- GIVEN EXERCISE
Restate the material word for word and leave out anything that is a picture.

- AVAILABLE DATA

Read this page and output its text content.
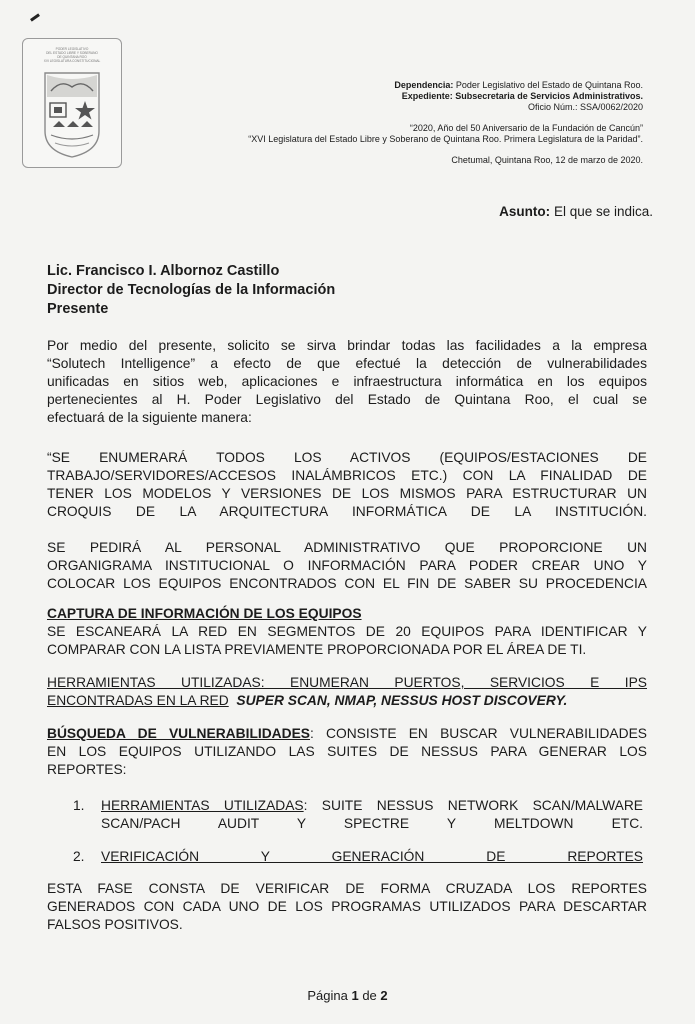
PODER LEGISLATIVO
DEL ESTADO LIBRE Y SOBERANO
DE QUINTANA ROO
XVI LEGISLATURA CONSTITUCIONAL
Dependencia: Poder Legislativo del Estado de Quintana Roo.
Expediente: Subsecretaria de Servicios Administrativos.
Oficio Núm.: SSA/0062/2020
“2020, Año del 50 Aniversario de la Fundación de Cancún”
“XVI Legislatura del Estado Libre y Soberano de Quintana Roo. Primera Legislatura de la Paridad”.
Chetumal, Quintana Roo, 12 de marzo de 2020.
Asunto: El que se indica.
Lic. Francisco I. Albornoz Castillo
Director de Tecnologías de la Información
Presente
Por medio del presente, solicito se sirva brindar todas las facilidades a la empresa
“Solutech Intelligence” a efecto de que efectué la detección de vulnerabilidades
unificadas en sitios web, aplicaciones e infraestructura informática en los equipos
pertenecientes al H. Poder Legislativo del Estado de Quintana Roo, el cual se
efectuará de la siguiente manera:
“SE ENUMERARÁ TODOS LOS ACTIVOS (EQUIPOS/ESTACIONES DE
TRABAJO/SERVIDORES/ACCESOS INALÁMBRICOS ETC.) CON LA FINALIDAD DE
TENER LOS MODELOS Y VERSIONES DE LOS MISMOS PARA ESTRUCTURAR UN
CROQUIS DE LA ARQUITECTURA INFORMÁTICA DE LA INSTITUCIÓN.
SE PEDIRÁ AL PERSONAL ADMINISTRATIVO QUE PROPORCIONE UN
ORGANIGRAMA INSTITUCIONAL O INFORMACIÓN PARA PODER CREAR UNO Y
COLOCAR LOS EQUIPOS ENCONTRADOS CON EL FIN DE SABER SU PROCEDENCIA
CAPTURA DE INFORMACIÓN DE LOS EQUIPOS
SE ESCANEARÁ LA RED EN SEGMENTOS DE 20 EQUIPOS PARA IDENTIFICAR Y
COMPARAR CON LA LISTA PREVIAMENTE PROPORCIONADA POR EL ÁREA DE TI.
HERRAMIENTAS UTILIZADAS: ENUMERAN PUERTOS, SERVICIOS E IPS
ENCONTRADAS EN LA RED SUPER SCAN, NMAP, NESSUS HOST DISCOVERY.
BÚSQUEDA DE VULNERABILIDADES: CONSISTE EN BUSCAR VULNERABILIDADES
EN LOS EQUIPOS UTILIZANDO LAS SUITES DE NESSUS PARA GENERAR LOS
REPORTES:
1. HERRAMIENTAS UTILIZADAS: SUITE NESSUS NETWORK SCAN/MALWARE
SCAN/PACH AUDIT Y SPECTRE Y MELTDOWN ETC.
2. VERIFICACIÓN Y GENERACIÓN DE REPORTES
ESTA FASE CONSTA DE VERIFICAR DE FORMA CRUZADA LOS REPORTES
GENERADOS CON CADA UNO DE LOS PROGRAMAS UTILIZADOS PARA DESCARTAR
FALSOS POSITIVOS.
Página 1 de 2
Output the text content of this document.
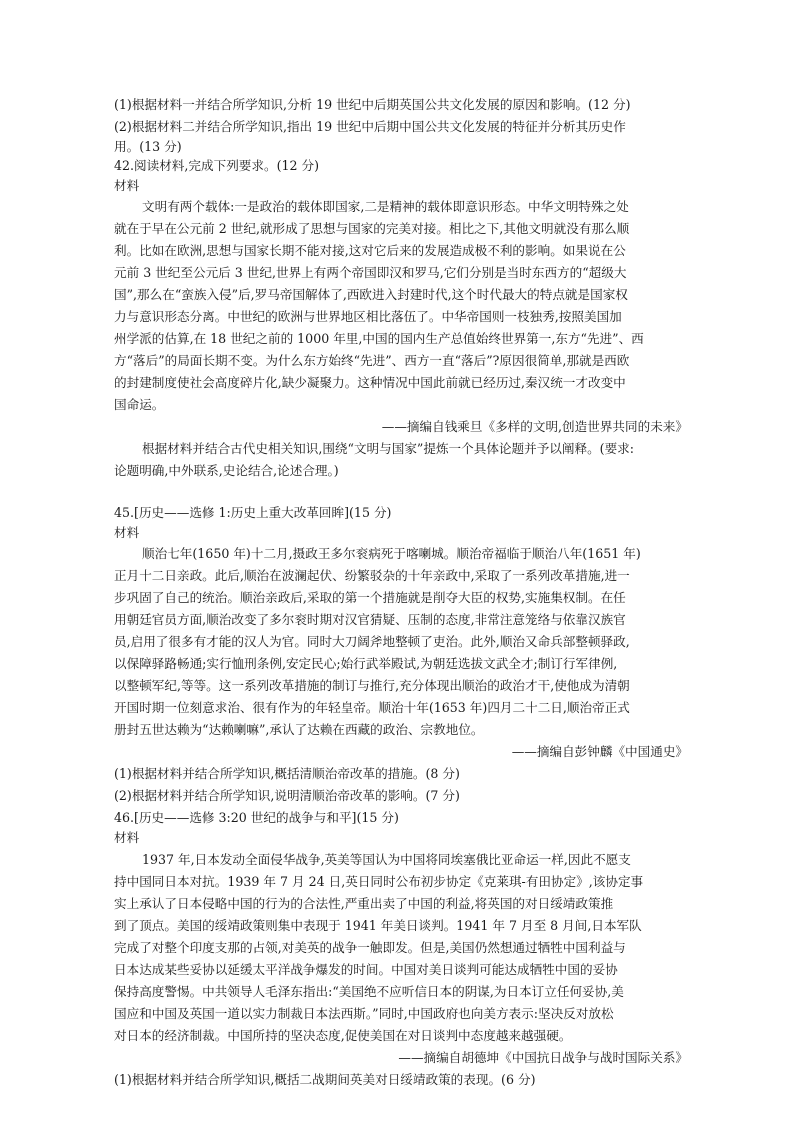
(1)根据材料一并结合所学知识,分析 19 世纪中后期英国公共文化发展的原因和影响。(12 分)
(2)根据材料二并结合所学知识,指出 19 世纪中后期中国公共文化发展的特征并分析其历史作
用。(13 分)
42.阅读材料,完成下列要求。(12 分)
材料
文明有两个载体:一是政治的载体即国家,二是精神的载体即意识形态。中华文明特殊之处
就在于早在公元前 2 世纪,就形成了思想与国家的完美对接。相比之下,其他文明就没有那么顺
利。比如在欧洲,思想与国家长期不能对接,这对它后来的发展造成极不利的影响。如果说在公
元前 3 世纪至公元后 3 世纪,世界上有两个帝国即汉和罗马,它们分别是当时东西方的“超级大
国”,那么在“蛮族入侵”后,罗马帝国解体了,西欧进入封建时代,这个时代最大的特点就是国家权
力与意识形态分离。中世纪的欧洲与世界地区相比落伍了。中华帝国则一枝独秀,按照美国加
州学派的估算,在 18 世纪之前的 1000 年里,中国的国内生产总值始终世界第一,东方“先进”、西
方“落后”的局面长期不变。为什么东方始终“先进”、西方一直“落后”?原因很简单,那就是西欧
的封建制度使社会高度碎片化,缺少凝聚力。这种情况中国此前就已经历过,秦汉统一才改变中
国命运。
——摘编自钱乘旦《多样的文明,创造世界共同的未来》
根据材料并结合古代史相关知识,围绕“文明与国家”提炼一个具体论题并予以阐释。(要求:
论题明确,中外联系,史论结合,论述合理。)
45.[历史——选修 1:历史上重大改革回眸](15 分)
材料
顺治七年(1650 年)十二月,摄政王多尔衮病死于喀喇城。顺治帝福临于顺治八年(1651 年)
正月十二日亲政。此后,顺治在波澜起伏、纷繁驳杂的十年亲政中,采取了一系列改革措施,进一
步巩固了自己的统治。顺治亲政后,采取的第一个措施就是削夺大臣的权势,实施集权制。在任
用朝廷官员方面,顺治改变了多尔衮时期对汉官猜疑、压制的态度,非常注意笼络与依靠汉族官
员,启用了很多有才能的汉人为官。同时大刀阔斧地整顿了吏治。此外,顺治又命兵部整顿驿政,
以保障驿路畅通;实行恤刑条例,安定民心;始行武举殿试,为朝廷选拔文武全才;制订行军律例,
以整顿军纪,等等。这一系列改革措施的制订与推行,充分体现出顺治的政治才干,使他成为清朝
开国时期一位刻意求治、很有作为的年轻皇帝。顺治十年(1653 年)四月二十二日,顺治帝正式
册封五世达赖为“达赖喇嘛”,承认了达赖在西藏的政治、宗教地位。
——摘编自彭钟麟《中国通史》
(1)根据材料并结合所学知识,概括清顺治帝改革的措施。(8 分)
(2)根据材料并结合所学知识,说明清顺治帝改革的影响。(7 分)
46.[历史——选修 3:20 世纪的战争与和平](15 分)
材料
1937 年,日本发动全面侵华战争,英美等国认为中国将同埃塞俄比亚命运一样,因此不愿支
持中国同日本对抗。1939 年 7 月 24 日,英日同时公布初步协定《克莱琪-有田协定》,该协定事
实上承认了日本侵略中国的行为的合法性,严重出卖了中国的利益,将英国的对日绥靖政策推
到了顶点。美国的绥靖政策则集中表现于 1941 年美日谈判。1941 年 7 月至 8 月间,日本军队
完成了对整个印度支那的占领,对美英的战争一触即发。但是,美国仍然想通过牺牲中国利益与
日本达成某些妥协以延缓太平洋战争爆发的时间。中国对美日谈判可能达成牺牲中国的妥协
保持高度警惕。中共领导人毛泽东指出:“美国绝不应听信日本的阴谋,为日本订立任何妥协,美
国应和中国及英国一道以实力制裁日本法西斯。”同时,中国政府也向美方表示:坚决反对放松
对日本的经济制裁。中国所持的坚决态度,促使美国在对日谈判中态度越来越强硬。
——摘编自胡德坤《中国抗日战争与战时国际关系》
(1)根据材料并结合所学知识,概括二战期间英美对日绥靖政策的表现。(6 分)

- COMPLETED TASK
Read this page and output its text content.
PODER LEGISLATIVO
DEL ESTADO LIBRE Y SOBERANO
DE QUINTANA ROO
XVI LEGISLATURA CONSTITUCIONAL
Dependencia: Poder Legislativo del Estado de Quintana Roo.
Expediente: Subsecretaria de Servicios Administrativos.
Oficio Núm.: SSA/0062/2020
“2020, Año del 50 Aniversario de la Fundación de Cancún”
“XVI Legislatura del Estado Libre y Soberano de Quintana Roo. Primera Legislatura de la Paridad”.
Chetumal, Quintana Roo, 12 de marzo de 2020.
Asunto: El que se indica.
Lic. Francisco I. Albornoz Castillo
Director de Tecnologías de la Información
Presente
Por medio del presente, solicito se sirva brindar todas las facilidades a la empresa
“Solutech Intelligence” a efecto de que efectué la detección de vulnerabilidades
unificadas en sitios web, aplicaciones e infraestructura informática en los equipos
pertenecientes al H. Poder Legislativo del Estado de Quintana Roo, el cual se
efectuará de la siguiente manera:
“SE ENUMERARÁ TODOS LOS ACTIVOS (EQUIPOS/ESTACIONES DE
TRABAJO/SERVIDORES/ACCESOS INALÁMBRICOS ETC.) CON LA FINALIDAD DE
TENER LOS MODELOS Y VERSIONES DE LOS MISMOS PARA ESTRUCTURAR UN
CROQUIS DE LA ARQUITECTURA INFORMÁTICA DE LA INSTITUCIÓN.
SE PEDIRÁ AL PERSONAL ADMINISTRATIVO QUE PROPORCIONE UN
ORGANIGRAMA INSTITUCIONAL O INFORMACIÓN PARA PODER CREAR UNO Y
COLOCAR LOS EQUIPOS ENCONTRADOS CON EL FIN DE SABER SU PROCEDENCIA
CAPTURA DE INFORMACIÓN DE LOS EQUIPOS
SE ESCANEARÁ LA RED EN SEGMENTOS DE 20 EQUIPOS PARA IDENTIFICAR Y
COMPARAR CON LA LISTA PREVIAMENTE PROPORCIONADA POR EL ÁREA DE TI.
HERRAMIENTAS UTILIZADAS: ENUMERAN PUERTOS, SERVICIOS E IPS
ENCONTRADAS EN LA RED SUPER SCAN, NMAP, NESSUS HOST DISCOVERY.
BÚSQUEDA DE VULNERABILIDADES: CONSISTE EN BUSCAR VULNERABILIDADES
EN LOS EQUIPOS UTILIZANDO LAS SUITES DE NESSUS PARA GENERAR LOS
REPORTES:
1. HERRAMIENTAS UTILIZADAS: SUITE NESSUS NETWORK SCAN/MALWARE
SCAN/PACH AUDIT Y SPECTRE Y MELTDOWN ETC.
2. VERIFICACIÓN Y GENERACIÓN DE REPORTES
ESTA FASE CONSTA DE VERIFICAR DE FORMA CRUZADA LOS REPORTES
GENERADOS CON CADA UNO DE LOS PROGRAMAS UTILIZADOS PARA DESCARTAR
FALSOS POSITIVOS.
Página 1 de 2
Output the text content of this document.
(1)根据材料一并结合所学知识,分析 19 世纪中后期英国公共文化发展的原因和影响。(12 分)
(2)根据材料二并结合所学知识,指出 19 世纪中后期中国公共文化发展的特征并分析其历史作
用。(13 分)
42.阅读材料,完成下列要求。(12 分)
材料
文明有两个载体:一是政治的载体即国家,二是精神的载体即意识形态。中华文明特殊之处
就在于早在公元前 2 世纪,就形成了思想与国家的完美对接。相比之下,其他文明就没有那么顺
利。比如在欧洲,思想与国家长期不能对接,这对它后来的发展造成极不利的影响。如果说在公
元前 3 世纪至公元后 3 世纪,世界上有两个帝国即汉和罗马,它们分别是当时东西方的“超级大
国”,那么在“蛮族入侵”后,罗马帝国解体了,西欧进入封建时代,这个时代最大的特点就是国家权
力与意识形态分离。中世纪的欧洲与世界地区相比落伍了。中华帝国则一枝独秀,按照美国加
州学派的估算,在 18 世纪之前的 1000 年里,中国的国内生产总值始终世界第一,东方“先进”、西
方“落后”的局面长期不变。为什么东方始终“先进”、西方一直“落后”?原因很简单,那就是西欧
的封建制度使社会高度碎片化,缺少凝聚力。这种情况中国此前就已经历过,秦汉统一才改变中
国命运。
——摘编自钱乘旦《多样的文明,创造世界共同的未来》
根据材料并结合古代史相关知识,围绕“文明与国家”提炼一个具体论题并予以阐释。(要求:
论题明确,中外联系,史论结合,论述合理。)
45.[历史——选修 1:历史上重大改革回眸](15 分)
材料
顺治七年(1650 年)十二月,摄政王多尔衮病死于喀喇城。顺治帝福临于顺治八年(1651 年)
正月十二日亲政。此后,顺治在波澜起伏、纷繁驳杂的十年亲政中,采取了一系列改革措施,进一
步巩固了自己的统治。顺治亲政后,采取的第一个措施就是削夺大臣的权势,实施集权制。在任
用朝廷官员方面,顺治改变了多尔衮时期对汉官猜疑、压制的态度,非常注意笼络与依靠汉族官
员,启用了很多有才能的汉人为官。同时大刀阔斧地整顿了吏治。此外,顺治又命兵部整顿驿政,
以保障驿路畅通;实行恤刑条例,安定民心;始行武举殿试,为朝廷选拔文武全才;制订行军律例,
以整顿军纪,等等。这一系列改革措施的制订与推行,充分体现出顺治的政治才干,使他成为清朝
开国时期一位刻意求治、很有作为的年轻皇帝。顺治十年(1653 年)四月二十二日,顺治帝正式
册封五世达赖为“达赖喇嘛”,承认了达赖在西藏的政治、宗教地位。
——摘编自彭钟麟《中国通史》
(1)根据材料并结合所学知识,概括清顺治帝改革的措施。(8 分)
(2)根据材料并结合所学知识,说明清顺治帝改革的影响。(7 分)
46.[历史——选修 3:20 世纪的战争与和平](15 分)
材料
1937 年,日本发动全面侵华战争,英美等国认为中国将同埃塞俄比亚命运一样,因此不愿支
持中国同日本对抗。1939 年 7 月 24 日,英日同时公布初步协定《克莱琪-有田协定》,该协定事
实上承认了日本侵略中国的行为的合法性,严重出卖了中国的利益,将英国的对日绥靖政策推
到了顶点。美国的绥靖政策则集中表现于 1941 年美日谈判。1941 年 7 月至 8 月间,日本军队
完成了对整个印度支那的占领,对美英的战争一触即发。但是,美国仍然想通过牺牲中国利益与
日本达成某些妥协以延缓太平洋战争爆发的时间。中国对美日谈判可能达成牺牲中国的妥协
保持高度警惕。中共领导人毛泽东指出:“美国绝不应听信日本的阴谋,为日本订立任何妥协,美
国应和中国及英国一道以实力制裁日本法西斯。”同时,中国政府也向美方表示:坚决反对放松
对日本的经济制裁。中国所持的坚决态度,促使美国在对日谈判中态度越来越强硬。
——摘编自胡德坤《中国抗日战争与战时国际关系》
(1)根据材料并结合所学知识,概括二战期间英美对日绥靖政策的表现。(6 分)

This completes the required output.